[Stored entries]
╔══
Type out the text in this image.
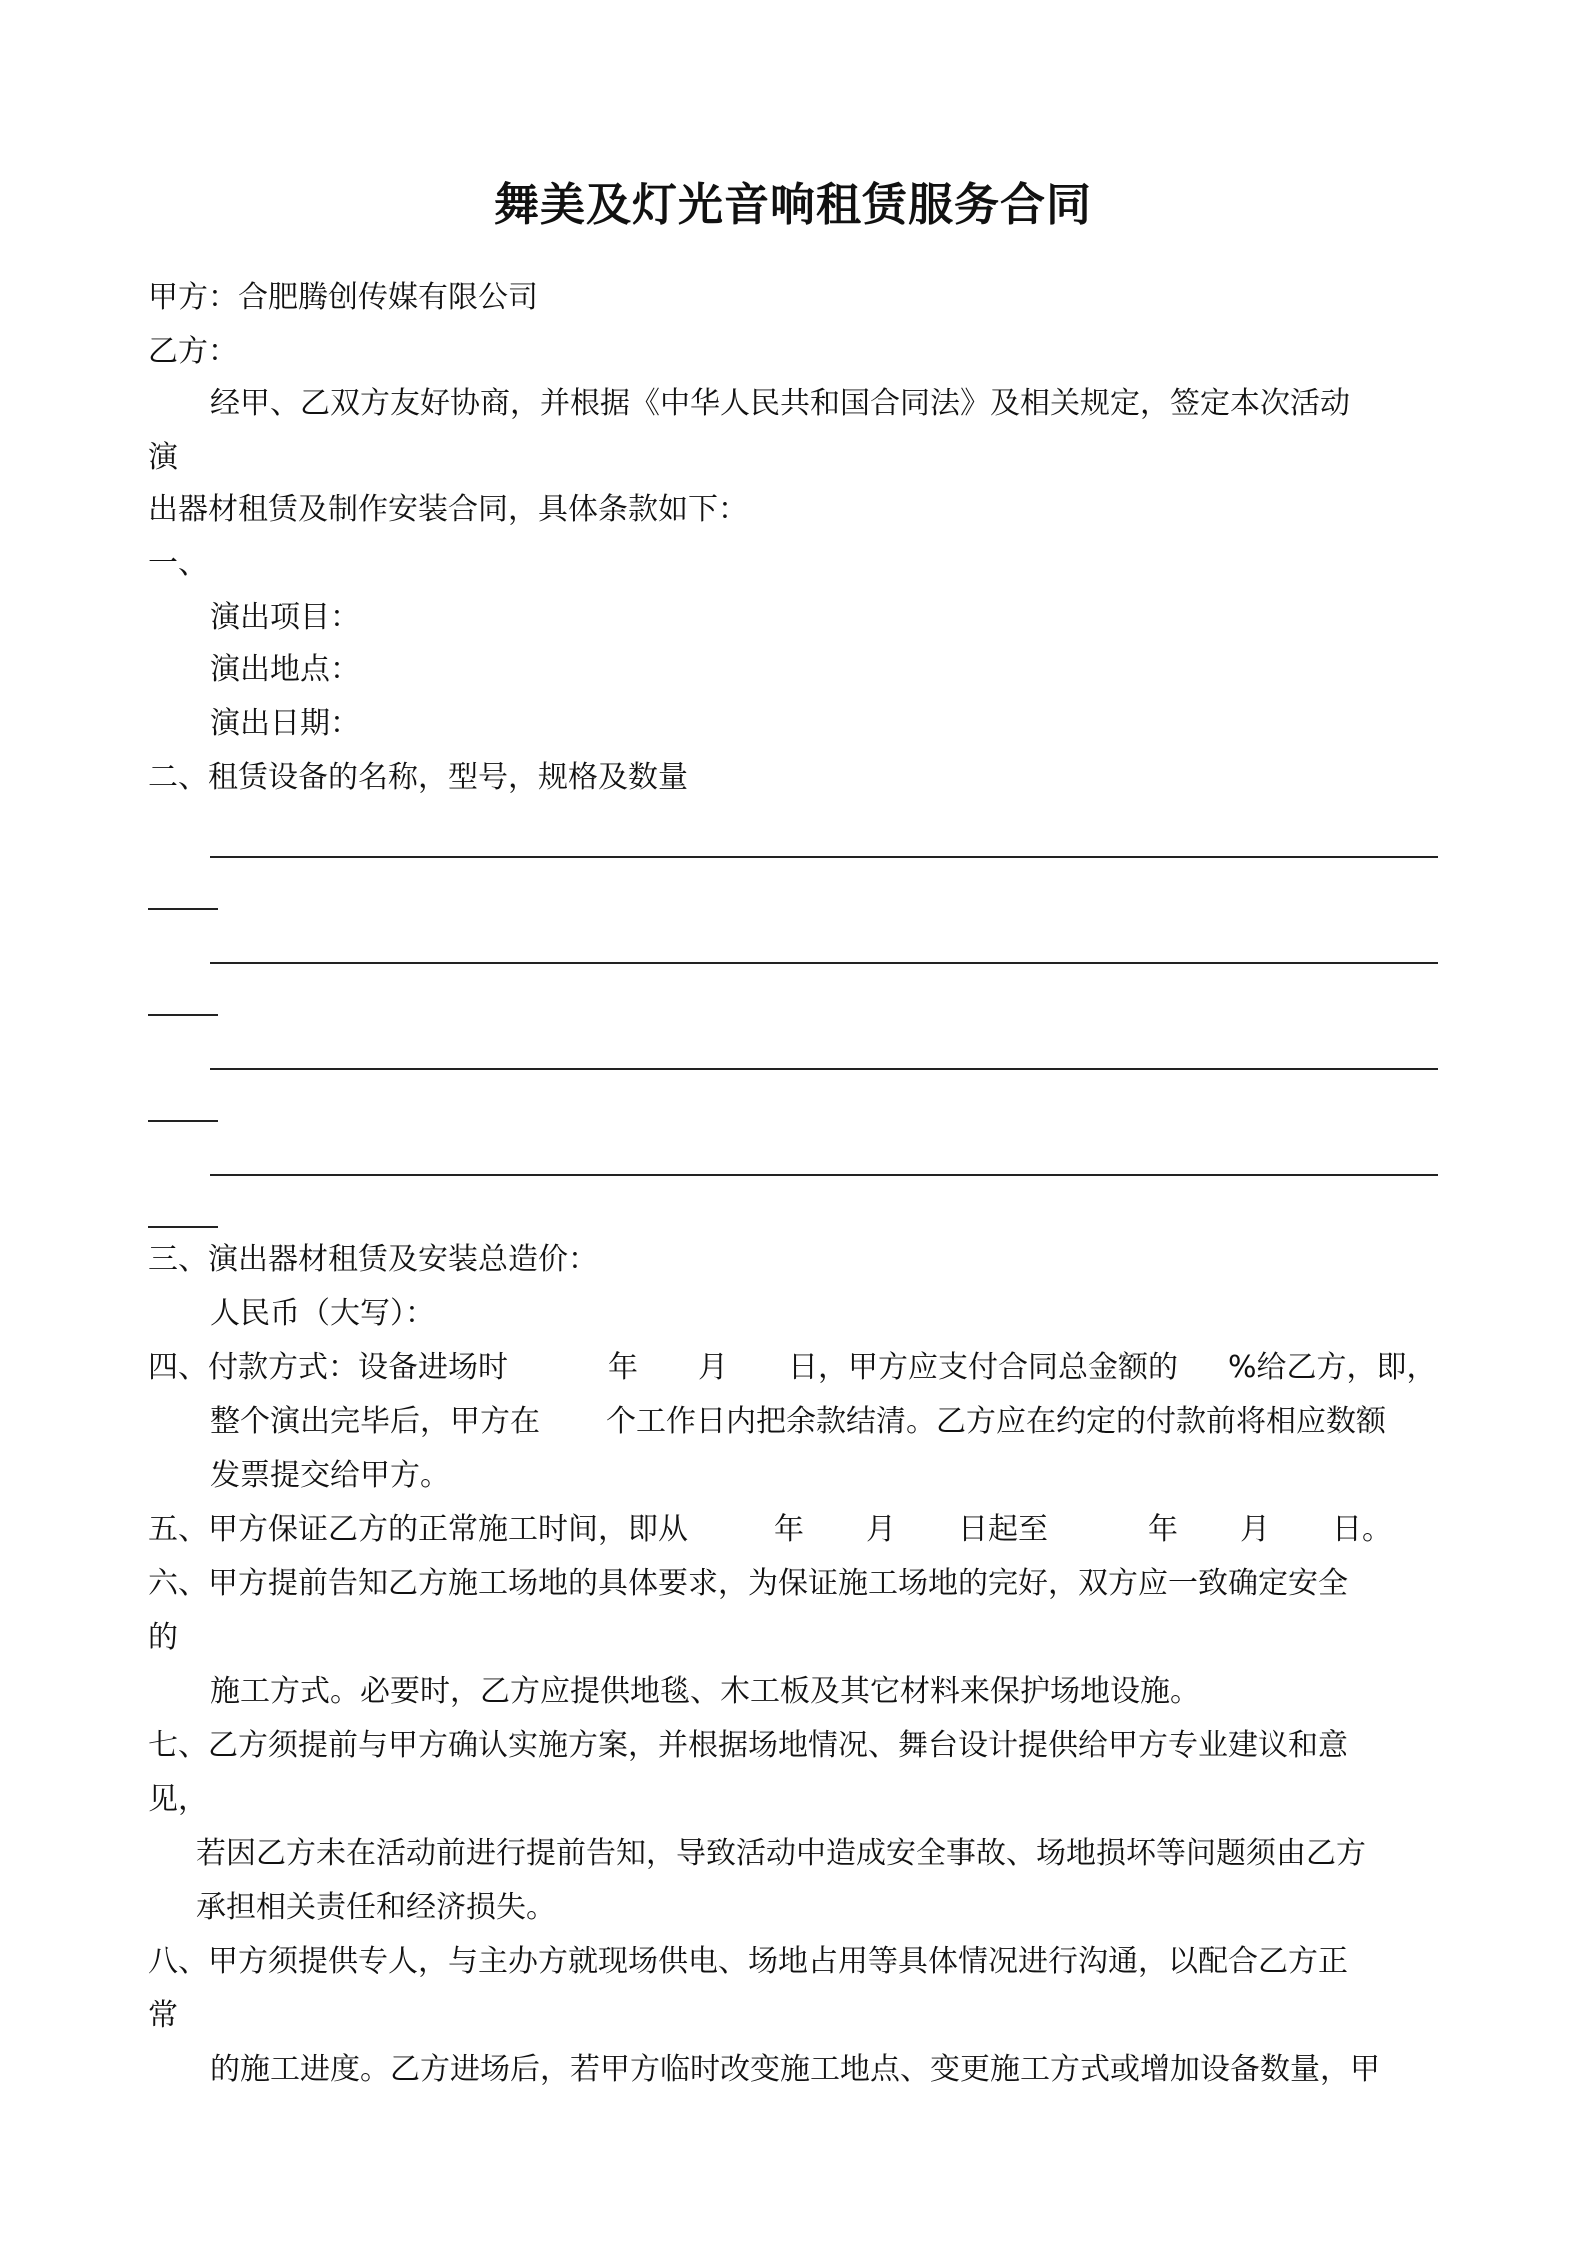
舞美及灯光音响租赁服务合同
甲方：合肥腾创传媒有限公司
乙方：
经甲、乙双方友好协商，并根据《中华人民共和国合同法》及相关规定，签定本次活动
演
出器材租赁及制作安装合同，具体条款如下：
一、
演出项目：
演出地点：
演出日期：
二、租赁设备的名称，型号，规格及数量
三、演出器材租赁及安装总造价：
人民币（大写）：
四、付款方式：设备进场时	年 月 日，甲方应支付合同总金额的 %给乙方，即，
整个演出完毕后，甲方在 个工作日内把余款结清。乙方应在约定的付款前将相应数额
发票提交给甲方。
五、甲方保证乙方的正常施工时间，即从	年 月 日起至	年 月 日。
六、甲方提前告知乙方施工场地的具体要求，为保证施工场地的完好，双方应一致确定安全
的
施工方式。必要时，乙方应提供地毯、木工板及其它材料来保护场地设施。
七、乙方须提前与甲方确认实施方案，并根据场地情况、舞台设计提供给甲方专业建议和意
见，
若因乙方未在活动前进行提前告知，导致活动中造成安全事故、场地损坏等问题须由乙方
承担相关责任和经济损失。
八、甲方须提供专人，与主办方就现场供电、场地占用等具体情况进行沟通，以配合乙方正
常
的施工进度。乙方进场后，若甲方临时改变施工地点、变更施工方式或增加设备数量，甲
╚══
╔══
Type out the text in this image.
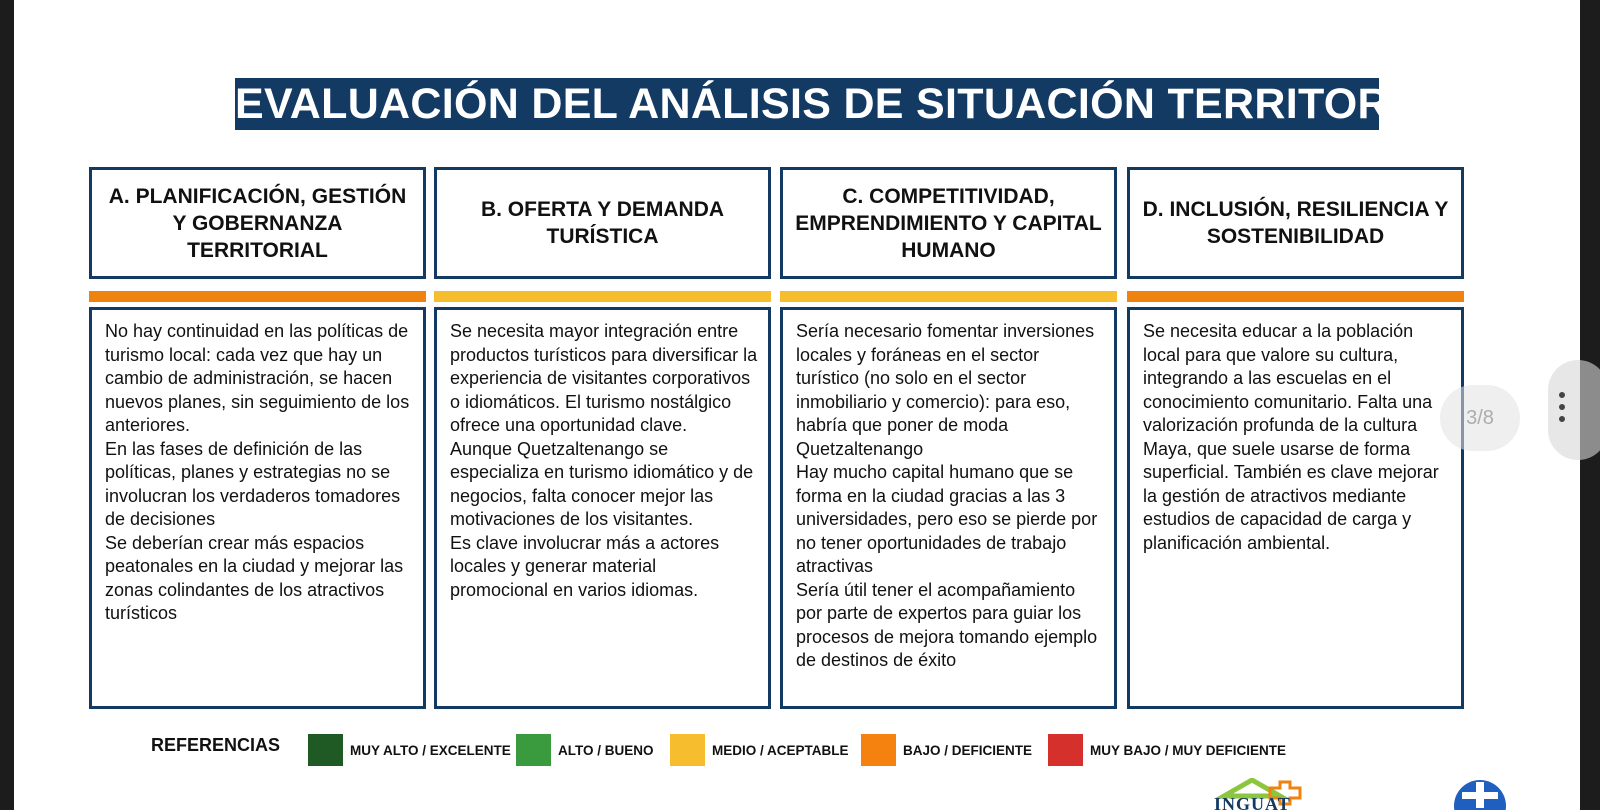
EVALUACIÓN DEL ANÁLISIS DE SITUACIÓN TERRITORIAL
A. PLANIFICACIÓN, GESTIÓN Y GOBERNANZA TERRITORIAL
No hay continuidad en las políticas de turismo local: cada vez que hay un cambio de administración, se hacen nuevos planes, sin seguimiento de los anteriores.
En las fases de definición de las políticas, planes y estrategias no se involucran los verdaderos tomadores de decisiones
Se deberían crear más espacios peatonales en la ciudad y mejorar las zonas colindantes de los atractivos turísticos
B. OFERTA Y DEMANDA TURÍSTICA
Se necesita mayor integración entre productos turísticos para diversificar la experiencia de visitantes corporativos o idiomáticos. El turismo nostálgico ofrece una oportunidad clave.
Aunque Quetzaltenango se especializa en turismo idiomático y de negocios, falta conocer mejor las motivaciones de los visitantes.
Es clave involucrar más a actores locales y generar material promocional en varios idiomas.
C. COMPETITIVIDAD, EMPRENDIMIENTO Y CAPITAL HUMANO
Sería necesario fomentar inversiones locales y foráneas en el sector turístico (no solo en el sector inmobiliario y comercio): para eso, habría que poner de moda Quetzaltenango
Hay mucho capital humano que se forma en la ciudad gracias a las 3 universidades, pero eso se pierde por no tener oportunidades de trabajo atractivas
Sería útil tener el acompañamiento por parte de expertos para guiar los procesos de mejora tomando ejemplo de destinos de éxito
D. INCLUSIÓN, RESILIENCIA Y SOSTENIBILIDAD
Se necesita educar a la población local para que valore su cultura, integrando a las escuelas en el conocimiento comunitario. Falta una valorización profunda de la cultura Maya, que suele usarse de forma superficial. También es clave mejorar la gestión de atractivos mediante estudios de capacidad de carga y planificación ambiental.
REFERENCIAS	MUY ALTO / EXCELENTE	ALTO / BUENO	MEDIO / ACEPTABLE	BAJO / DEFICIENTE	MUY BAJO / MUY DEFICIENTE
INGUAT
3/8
╚══
▸ **PROMPT**
Check each line of the material above for "planes" and say how many lines contain it, giving the number alone.

▸ **EXERCISE OUTPUT**
2